— Task —
Update everything from the beginning of the material down to the line containing "series-line (120, 150, 490, 331)", inclusive, by replacing "interactable" with "clickable" throughout. Leave all else unchanged.

— Dataset excerpts —
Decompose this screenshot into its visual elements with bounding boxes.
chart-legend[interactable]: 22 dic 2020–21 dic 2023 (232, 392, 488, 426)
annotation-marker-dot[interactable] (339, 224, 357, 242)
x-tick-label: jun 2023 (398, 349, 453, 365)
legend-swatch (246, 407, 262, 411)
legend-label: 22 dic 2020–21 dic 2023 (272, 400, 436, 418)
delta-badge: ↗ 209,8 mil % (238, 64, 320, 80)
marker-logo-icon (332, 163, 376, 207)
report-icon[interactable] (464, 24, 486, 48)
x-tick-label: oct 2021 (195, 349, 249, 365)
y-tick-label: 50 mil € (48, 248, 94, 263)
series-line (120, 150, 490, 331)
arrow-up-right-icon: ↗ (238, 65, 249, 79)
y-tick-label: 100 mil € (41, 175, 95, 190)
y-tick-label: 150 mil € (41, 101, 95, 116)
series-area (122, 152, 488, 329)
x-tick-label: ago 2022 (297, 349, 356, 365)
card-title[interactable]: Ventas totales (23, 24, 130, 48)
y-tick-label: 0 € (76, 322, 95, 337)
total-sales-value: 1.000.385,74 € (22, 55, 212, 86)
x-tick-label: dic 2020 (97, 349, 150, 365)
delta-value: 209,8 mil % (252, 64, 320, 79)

— Complete answer —
Decompose this screenshot into its visual elements with bounding boxes.
chart-legend[clickable]: 22 dic 2020–21 dic 2023 (232, 392, 488, 426)
annotation-marker-dot[clickable] (339, 224, 357, 242)
x-tick-label: jun 2023 (398, 349, 453, 365)
legend-swatch (246, 407, 262, 411)
legend-label: 22 dic 2020–21 dic 2023 (272, 400, 436, 418)
delta-badge: ↗ 209,8 mil % (238, 64, 320, 80)
marker-logo-icon (332, 163, 376, 207)
report-icon[clickable] (464, 24, 486, 48)
x-tick-label: oct 2021 (195, 349, 249, 365)
y-tick-label: 50 mil € (48, 248, 94, 263)
series-line (120, 150, 490, 331)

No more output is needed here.